__CHALLENGES__:
1 > In the forum thread below, what probability is assigned to the guess that 3^^^^3 people will die horribly?
2 > List every passage that appears inside double quotation marks in the forum thread below.

If you're rational and you get no further information, you should probably press the button. The overall gain is 5$; as in Pascal's Wager, the infinity of possibilities that stem from the third option cancel each other out.

Now, suppose before I tell you that you get 10 guesses as to what the third thing is. Every time you guess, I tell you the precise probability that this thing is possible. Furthermore, the third option could do at least 12 different things, so no matter what you guessed, you would not be able to tell exactly what the button might do.

So you start guessing. One of your guesses is "3^^^^3 people will die horribly". I rate that one as a 10^-100 chance.

You've reached the end of the guesses and still a full 5% of probability remain - half of the third option's share.

So. Now do we press the button?

My claim was that the you should ignore every outcome smaller than 1% chance in this case, regardless of its utility. This now seems to me like a mistake. In theory, when we add the utility of all known options, it comes out extremely negative. Because the remaining 5% unknowns still have effectively zero chance of happening each, and they STILL cancel each other out.

I think I even know where my mathematical error was: I was assuming that anything less than 1% is a waste of a guess and therefore we should have guessed something else, which quite possibly has a higher chance - this establishes a cutoff for "a calculation that was not worth doing". However in this new example there are at least 12 things the button can do; essentially the number is infinite as far as I know. I should count myself VERY lucky to get 1% or more for anything I guess. In fact I should expect to get an answer of zero or epsilon for pretty much everything. That means that no guess is truly wasted or trivial.

Of course, if we don't press the button the Pascal Muggers will have won...

Back to the drawing board, I guess? :-/

Comment author: Will_Sawin 04 January 2011 05:56:44PM 2 points [-]

If the injured parties are humans, I should be very skeptical of the assertion because a very small fraction, (1/3^^3)*1/10^(something), of people have the power of life and death over 3^^^3 other people, whereas 1/10^(something smaller) hear the corresponding hoax.

That's the only answer that makes sense because it's the only answer that works on a scale of 3^^^3.

I think.

Comment author: Polymeron 04 January 2011 06:23:59PM 0 points [-]

"If the injured parties are humans, I should be very skeptical of the assertion because a very small fraction, (1/3^^3)*1/10^(something)"

__RECORDED DATA__:
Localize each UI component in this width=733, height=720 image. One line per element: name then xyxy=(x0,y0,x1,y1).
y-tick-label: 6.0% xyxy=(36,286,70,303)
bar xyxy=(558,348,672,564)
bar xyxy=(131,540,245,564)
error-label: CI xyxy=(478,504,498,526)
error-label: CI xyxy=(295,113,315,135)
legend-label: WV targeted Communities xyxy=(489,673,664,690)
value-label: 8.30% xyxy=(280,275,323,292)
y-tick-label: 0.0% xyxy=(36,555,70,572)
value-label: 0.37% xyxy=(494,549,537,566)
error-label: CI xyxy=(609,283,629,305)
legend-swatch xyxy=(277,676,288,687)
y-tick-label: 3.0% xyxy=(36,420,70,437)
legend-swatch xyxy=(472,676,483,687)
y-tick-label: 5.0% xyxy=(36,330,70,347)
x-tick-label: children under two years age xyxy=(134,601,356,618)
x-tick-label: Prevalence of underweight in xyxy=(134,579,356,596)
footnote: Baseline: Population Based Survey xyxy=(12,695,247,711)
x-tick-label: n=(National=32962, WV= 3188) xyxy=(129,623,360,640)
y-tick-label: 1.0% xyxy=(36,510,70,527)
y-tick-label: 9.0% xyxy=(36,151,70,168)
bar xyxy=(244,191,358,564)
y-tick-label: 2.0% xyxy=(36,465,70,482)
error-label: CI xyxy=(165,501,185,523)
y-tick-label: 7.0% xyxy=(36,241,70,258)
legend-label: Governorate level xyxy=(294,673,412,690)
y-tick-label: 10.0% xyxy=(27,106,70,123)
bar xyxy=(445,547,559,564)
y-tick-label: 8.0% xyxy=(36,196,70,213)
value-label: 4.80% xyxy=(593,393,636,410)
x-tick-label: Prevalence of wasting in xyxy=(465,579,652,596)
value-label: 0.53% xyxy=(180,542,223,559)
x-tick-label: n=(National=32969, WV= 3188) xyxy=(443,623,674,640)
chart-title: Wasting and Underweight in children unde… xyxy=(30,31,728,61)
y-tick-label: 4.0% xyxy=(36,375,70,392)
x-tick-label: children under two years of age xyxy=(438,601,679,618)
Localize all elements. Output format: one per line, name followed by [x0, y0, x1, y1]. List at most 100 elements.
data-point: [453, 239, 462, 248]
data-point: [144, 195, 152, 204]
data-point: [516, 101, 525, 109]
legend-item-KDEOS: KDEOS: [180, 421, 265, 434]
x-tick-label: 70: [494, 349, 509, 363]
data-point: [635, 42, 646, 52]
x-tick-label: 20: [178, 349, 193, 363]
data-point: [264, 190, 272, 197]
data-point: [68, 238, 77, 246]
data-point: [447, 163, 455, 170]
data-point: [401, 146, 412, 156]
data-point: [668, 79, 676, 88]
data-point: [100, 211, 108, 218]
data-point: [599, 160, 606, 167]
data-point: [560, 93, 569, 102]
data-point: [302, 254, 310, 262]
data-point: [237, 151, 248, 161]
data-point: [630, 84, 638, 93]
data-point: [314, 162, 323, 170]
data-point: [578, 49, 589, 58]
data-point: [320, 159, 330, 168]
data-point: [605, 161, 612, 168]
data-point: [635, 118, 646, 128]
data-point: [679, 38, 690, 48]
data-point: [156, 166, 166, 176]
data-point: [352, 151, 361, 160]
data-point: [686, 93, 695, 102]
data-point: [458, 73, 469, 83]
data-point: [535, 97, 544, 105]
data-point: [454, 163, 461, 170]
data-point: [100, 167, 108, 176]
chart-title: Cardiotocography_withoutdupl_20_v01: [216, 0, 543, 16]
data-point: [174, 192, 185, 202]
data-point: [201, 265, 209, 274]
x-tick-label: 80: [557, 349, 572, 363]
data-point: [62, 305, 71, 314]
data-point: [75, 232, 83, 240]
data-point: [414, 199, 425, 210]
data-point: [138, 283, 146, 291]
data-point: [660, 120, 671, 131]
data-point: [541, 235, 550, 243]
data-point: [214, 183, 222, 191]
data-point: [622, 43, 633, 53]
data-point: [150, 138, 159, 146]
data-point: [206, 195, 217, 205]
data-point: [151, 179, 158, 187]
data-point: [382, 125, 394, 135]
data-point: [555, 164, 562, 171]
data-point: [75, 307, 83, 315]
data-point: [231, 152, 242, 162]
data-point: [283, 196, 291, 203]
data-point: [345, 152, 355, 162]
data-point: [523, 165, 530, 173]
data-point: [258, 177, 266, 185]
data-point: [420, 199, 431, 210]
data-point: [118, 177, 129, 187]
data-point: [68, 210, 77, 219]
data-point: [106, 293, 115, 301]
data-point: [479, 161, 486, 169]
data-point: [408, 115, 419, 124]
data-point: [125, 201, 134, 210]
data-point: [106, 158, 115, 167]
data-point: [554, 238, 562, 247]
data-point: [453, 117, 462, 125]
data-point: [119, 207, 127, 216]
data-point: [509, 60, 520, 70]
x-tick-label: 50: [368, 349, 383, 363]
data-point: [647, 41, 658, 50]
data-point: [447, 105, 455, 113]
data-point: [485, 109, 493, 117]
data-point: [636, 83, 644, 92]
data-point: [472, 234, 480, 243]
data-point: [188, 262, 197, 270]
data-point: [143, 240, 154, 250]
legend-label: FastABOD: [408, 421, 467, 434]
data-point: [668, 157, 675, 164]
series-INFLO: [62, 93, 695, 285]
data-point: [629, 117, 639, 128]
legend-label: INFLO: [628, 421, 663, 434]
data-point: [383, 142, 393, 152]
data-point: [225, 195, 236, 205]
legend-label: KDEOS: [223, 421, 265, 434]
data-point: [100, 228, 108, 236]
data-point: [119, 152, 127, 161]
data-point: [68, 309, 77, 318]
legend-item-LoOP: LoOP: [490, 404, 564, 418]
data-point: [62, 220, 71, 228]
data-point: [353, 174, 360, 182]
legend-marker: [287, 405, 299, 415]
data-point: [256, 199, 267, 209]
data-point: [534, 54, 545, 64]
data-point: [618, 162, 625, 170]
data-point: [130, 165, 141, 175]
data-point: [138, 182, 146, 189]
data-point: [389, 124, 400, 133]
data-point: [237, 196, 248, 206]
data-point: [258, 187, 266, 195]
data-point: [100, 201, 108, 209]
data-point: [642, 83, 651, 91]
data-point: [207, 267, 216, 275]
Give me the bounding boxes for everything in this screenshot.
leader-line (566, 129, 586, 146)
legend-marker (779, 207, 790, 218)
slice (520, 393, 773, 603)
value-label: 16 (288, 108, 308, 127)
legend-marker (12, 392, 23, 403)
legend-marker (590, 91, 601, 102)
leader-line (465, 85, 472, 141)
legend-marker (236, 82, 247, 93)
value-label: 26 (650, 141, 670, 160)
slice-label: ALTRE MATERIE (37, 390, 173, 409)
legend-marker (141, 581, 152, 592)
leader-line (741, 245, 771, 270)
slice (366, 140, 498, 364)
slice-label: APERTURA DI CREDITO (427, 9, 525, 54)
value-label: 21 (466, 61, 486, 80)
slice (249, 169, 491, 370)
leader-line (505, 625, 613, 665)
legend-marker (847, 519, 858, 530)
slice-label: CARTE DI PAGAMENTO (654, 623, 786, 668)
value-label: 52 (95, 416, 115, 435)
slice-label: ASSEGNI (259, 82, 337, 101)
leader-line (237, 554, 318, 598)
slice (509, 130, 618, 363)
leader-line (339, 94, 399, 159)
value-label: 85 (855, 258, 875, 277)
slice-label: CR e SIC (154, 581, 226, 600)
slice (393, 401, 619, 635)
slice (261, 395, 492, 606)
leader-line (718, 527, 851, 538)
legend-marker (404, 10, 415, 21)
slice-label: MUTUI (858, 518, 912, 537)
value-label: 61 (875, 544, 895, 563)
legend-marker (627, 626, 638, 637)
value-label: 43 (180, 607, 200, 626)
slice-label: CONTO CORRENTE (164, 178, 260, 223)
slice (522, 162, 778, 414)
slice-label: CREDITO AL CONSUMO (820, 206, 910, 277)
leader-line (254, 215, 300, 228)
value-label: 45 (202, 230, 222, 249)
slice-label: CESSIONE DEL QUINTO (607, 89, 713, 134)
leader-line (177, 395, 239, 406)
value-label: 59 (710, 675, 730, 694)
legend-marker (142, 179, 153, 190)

__RESULTS OF THE TASKS__:
1 > A 10^-100 chance.

2 >
- "3^^^^3 people will die horribly"
- "a calculation that was not worth doing"
- "If the injured parties are humans, I should be very skeptical of the assertion because a very small fraction, (1/3^^3)*1/10^(something)"